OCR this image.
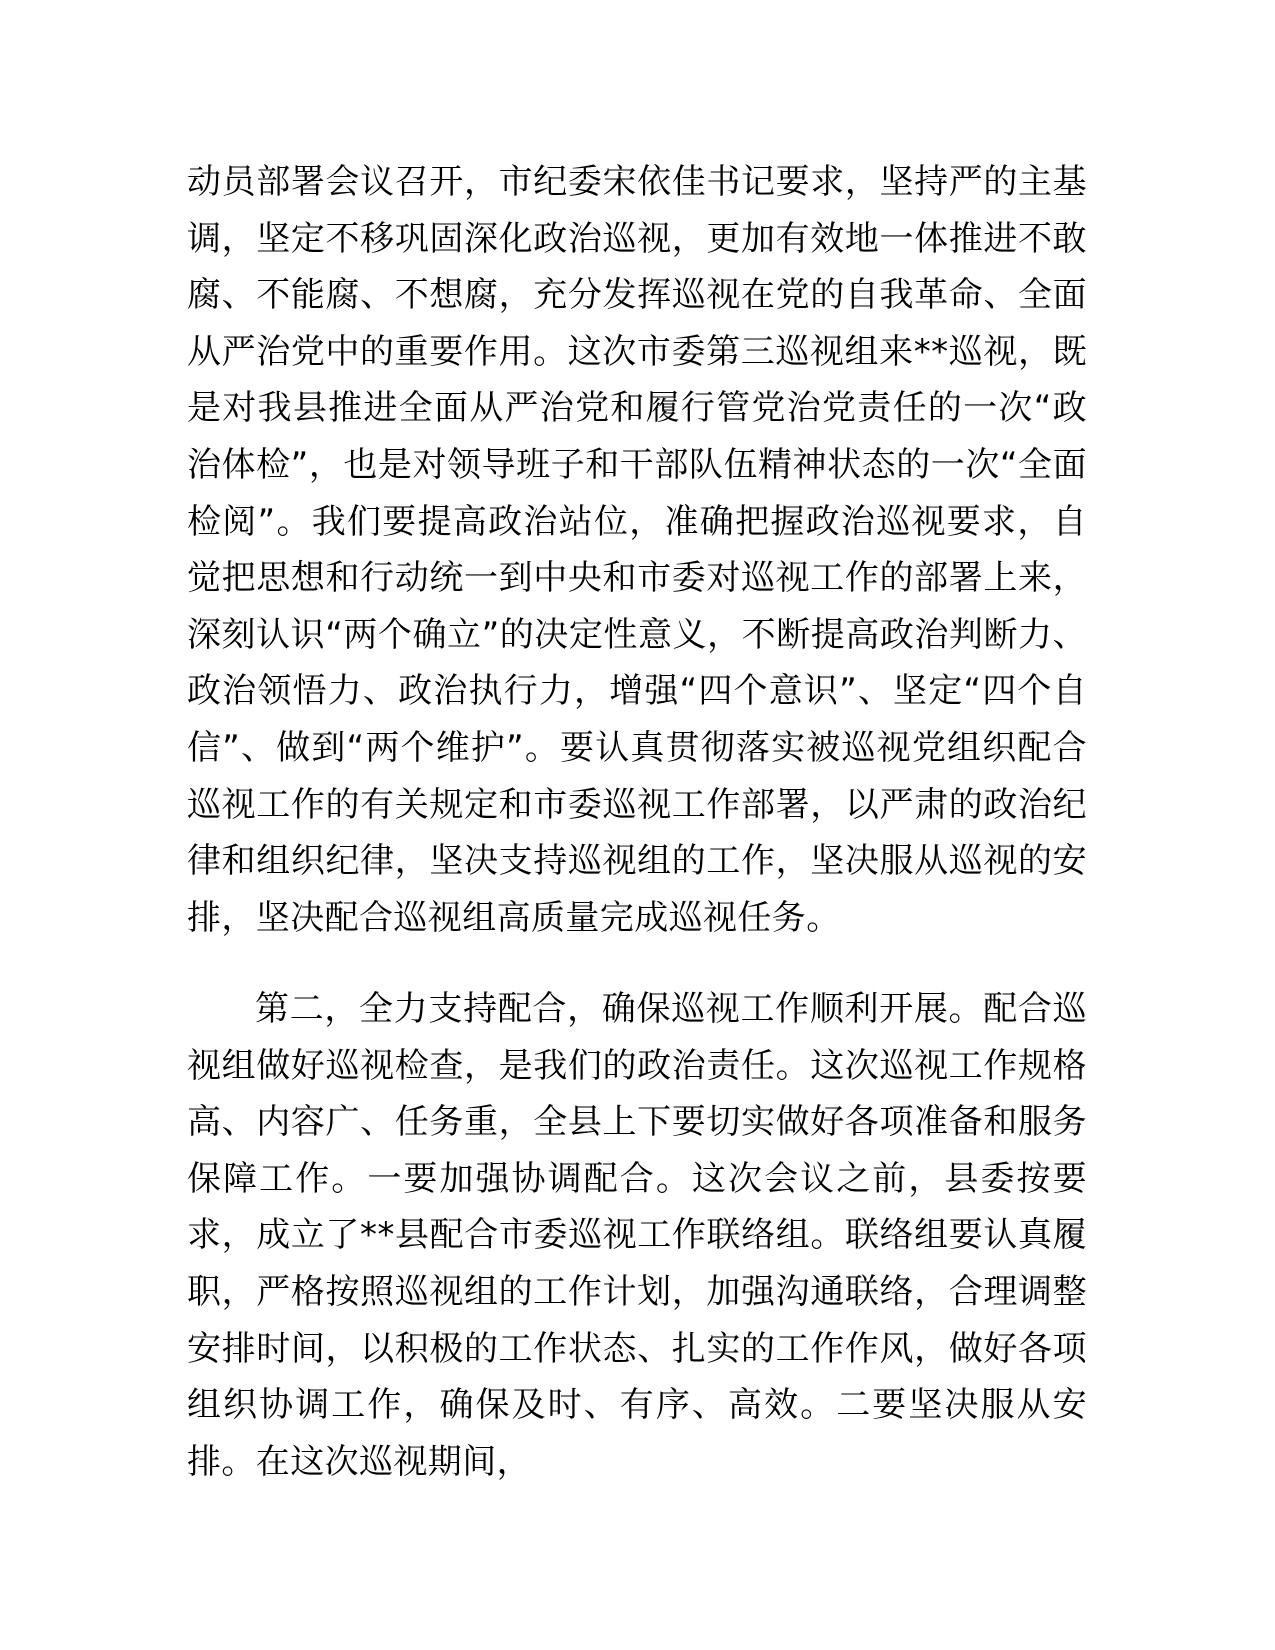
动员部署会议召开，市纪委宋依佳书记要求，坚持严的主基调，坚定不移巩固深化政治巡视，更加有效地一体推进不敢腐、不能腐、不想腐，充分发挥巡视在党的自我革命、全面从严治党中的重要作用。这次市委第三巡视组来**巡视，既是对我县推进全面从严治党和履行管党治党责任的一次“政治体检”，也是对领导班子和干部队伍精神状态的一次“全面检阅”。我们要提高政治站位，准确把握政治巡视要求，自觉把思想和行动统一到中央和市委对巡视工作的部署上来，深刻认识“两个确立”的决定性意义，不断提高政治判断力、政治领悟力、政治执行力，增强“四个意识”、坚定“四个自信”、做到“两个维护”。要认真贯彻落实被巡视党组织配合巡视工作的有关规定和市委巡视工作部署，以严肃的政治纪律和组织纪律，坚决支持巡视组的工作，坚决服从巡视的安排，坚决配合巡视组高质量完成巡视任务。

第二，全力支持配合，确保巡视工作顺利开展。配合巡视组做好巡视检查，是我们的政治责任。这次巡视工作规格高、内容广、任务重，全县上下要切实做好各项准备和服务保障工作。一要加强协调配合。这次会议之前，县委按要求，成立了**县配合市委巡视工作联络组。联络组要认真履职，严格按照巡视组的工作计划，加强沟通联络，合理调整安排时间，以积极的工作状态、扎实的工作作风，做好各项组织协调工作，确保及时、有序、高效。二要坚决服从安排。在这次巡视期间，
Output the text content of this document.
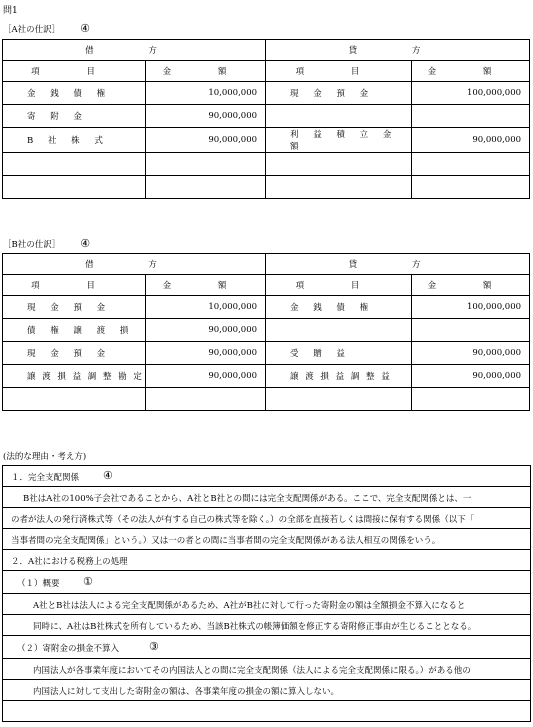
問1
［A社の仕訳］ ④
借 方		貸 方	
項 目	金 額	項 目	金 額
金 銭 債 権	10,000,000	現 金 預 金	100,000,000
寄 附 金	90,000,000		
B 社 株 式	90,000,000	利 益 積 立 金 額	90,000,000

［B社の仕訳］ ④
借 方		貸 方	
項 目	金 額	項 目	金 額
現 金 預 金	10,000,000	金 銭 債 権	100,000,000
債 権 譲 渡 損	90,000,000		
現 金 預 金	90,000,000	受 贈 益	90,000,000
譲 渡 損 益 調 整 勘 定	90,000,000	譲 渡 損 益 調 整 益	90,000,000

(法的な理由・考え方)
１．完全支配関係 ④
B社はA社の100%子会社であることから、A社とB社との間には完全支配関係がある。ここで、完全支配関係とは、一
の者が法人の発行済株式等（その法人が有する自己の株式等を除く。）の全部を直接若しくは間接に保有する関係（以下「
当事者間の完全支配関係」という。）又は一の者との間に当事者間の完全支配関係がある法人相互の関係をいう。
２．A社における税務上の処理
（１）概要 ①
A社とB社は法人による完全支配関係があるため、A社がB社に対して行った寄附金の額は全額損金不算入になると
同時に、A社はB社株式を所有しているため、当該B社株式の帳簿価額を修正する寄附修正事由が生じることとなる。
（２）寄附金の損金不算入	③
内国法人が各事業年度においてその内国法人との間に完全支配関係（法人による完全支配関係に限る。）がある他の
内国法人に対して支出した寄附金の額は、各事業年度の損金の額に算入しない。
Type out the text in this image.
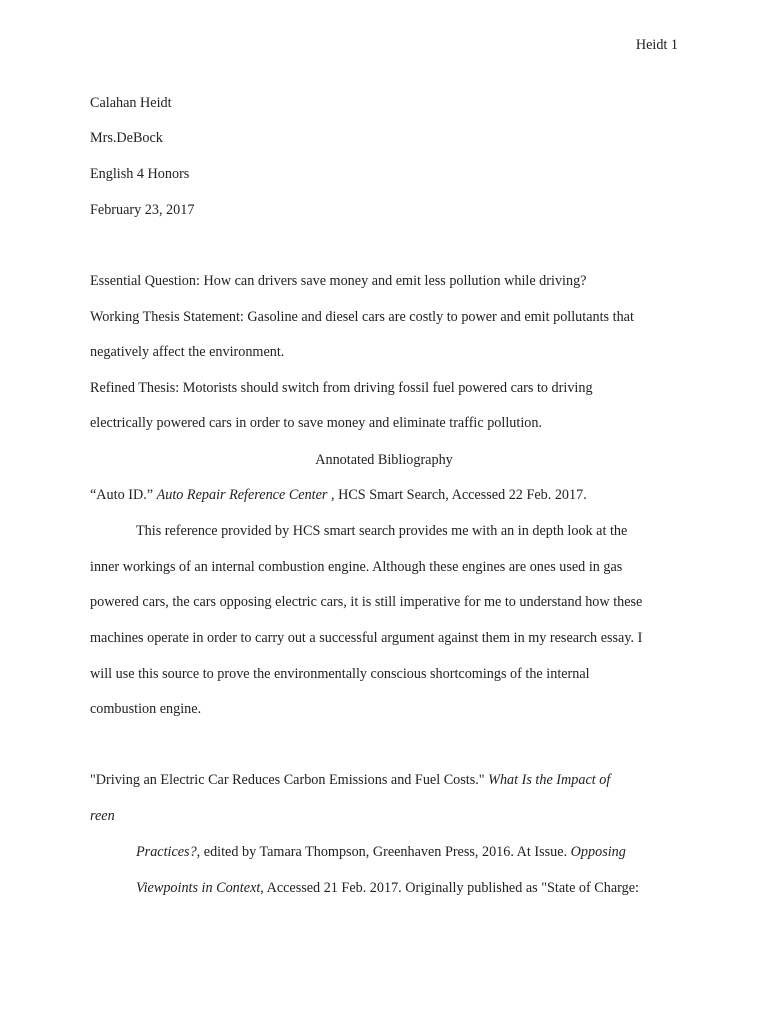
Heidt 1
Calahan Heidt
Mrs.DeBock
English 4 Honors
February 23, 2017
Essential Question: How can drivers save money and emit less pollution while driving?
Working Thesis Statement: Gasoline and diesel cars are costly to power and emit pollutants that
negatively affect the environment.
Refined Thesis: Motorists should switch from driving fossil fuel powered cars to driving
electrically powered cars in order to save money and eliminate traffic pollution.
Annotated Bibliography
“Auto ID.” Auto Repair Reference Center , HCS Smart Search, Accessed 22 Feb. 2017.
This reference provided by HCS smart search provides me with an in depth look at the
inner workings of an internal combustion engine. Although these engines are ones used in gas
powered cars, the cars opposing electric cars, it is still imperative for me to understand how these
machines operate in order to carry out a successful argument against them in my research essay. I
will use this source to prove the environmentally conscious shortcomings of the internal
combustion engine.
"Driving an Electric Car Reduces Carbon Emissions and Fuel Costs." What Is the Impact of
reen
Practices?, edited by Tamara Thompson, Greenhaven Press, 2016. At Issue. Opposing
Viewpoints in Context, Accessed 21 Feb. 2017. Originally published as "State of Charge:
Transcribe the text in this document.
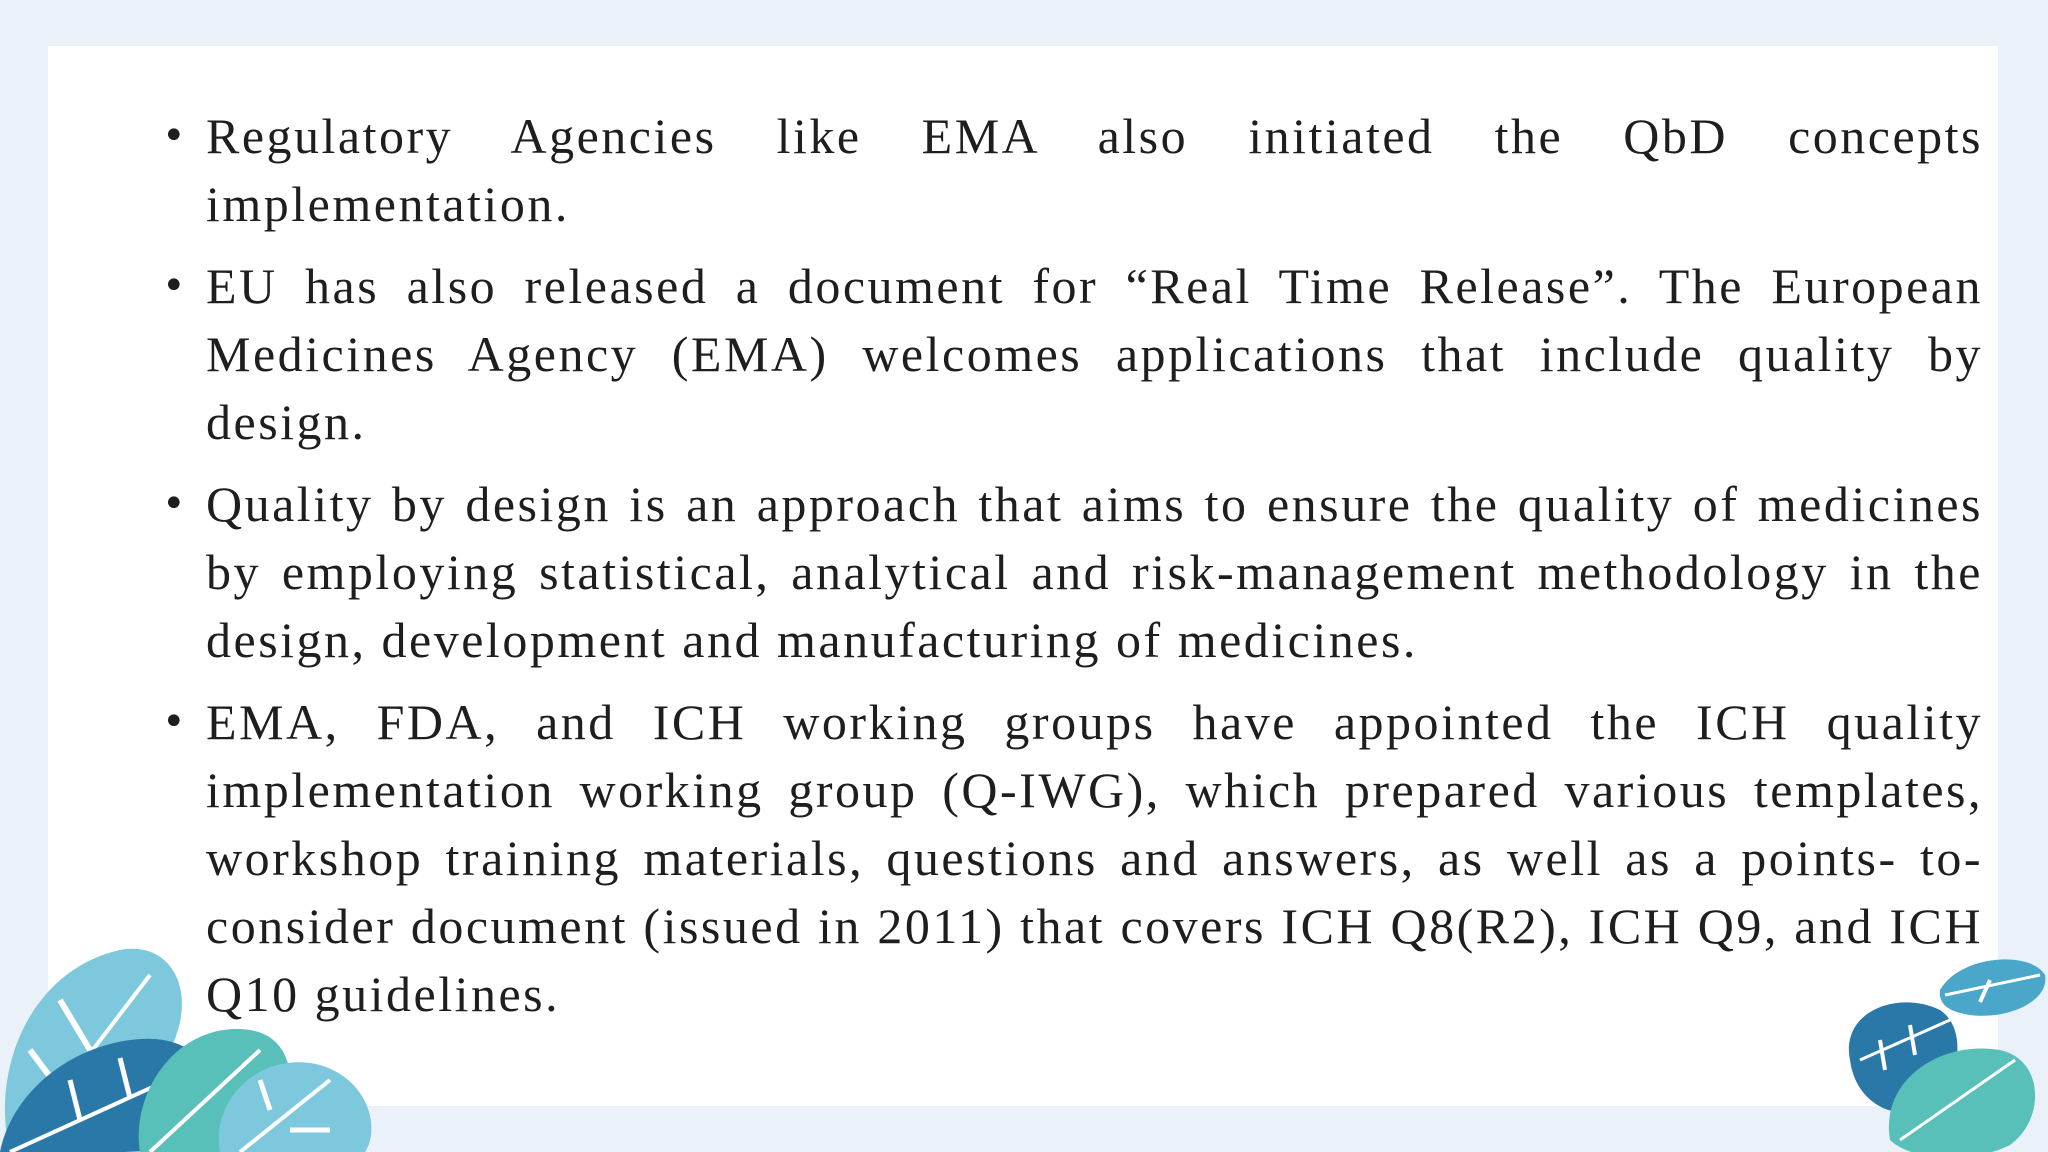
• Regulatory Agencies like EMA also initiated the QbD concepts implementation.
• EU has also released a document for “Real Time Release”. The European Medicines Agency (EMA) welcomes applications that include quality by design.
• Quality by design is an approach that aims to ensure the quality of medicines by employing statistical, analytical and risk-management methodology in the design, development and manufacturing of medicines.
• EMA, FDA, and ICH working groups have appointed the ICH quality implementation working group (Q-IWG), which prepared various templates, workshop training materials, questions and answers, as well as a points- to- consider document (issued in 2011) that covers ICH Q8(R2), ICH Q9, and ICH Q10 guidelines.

═══

Required task
Reproduce precisely the lines of the entries above, from the one containing "Transcribe the text in this document." through the final one, both ends included, and omit the pictures.

Reply
Transcribe the text in this document.
• Regulatory Agencies like EMA also initiated the QbD concepts implementation.
• EU has also released a document for “Real Time Release”. The European Medicines Agency (EMA) welcomes applications that include quality by design.
• Quality by design is an approach that aims to ensure the quality of medicines by employing statistical, analytical and risk-management methodology in the design, development and manufacturing of medicines.
• EMA, FDA, and ICH working groups have appointed the ICH quality implementation working group (Q-IWG), which prepared various templates, workshop training materials, questions and answers, as well as a points- to- consider document (issued in 2011) that covers ICH Q8(R2), ICH Q9, and ICH Q10 guidelines.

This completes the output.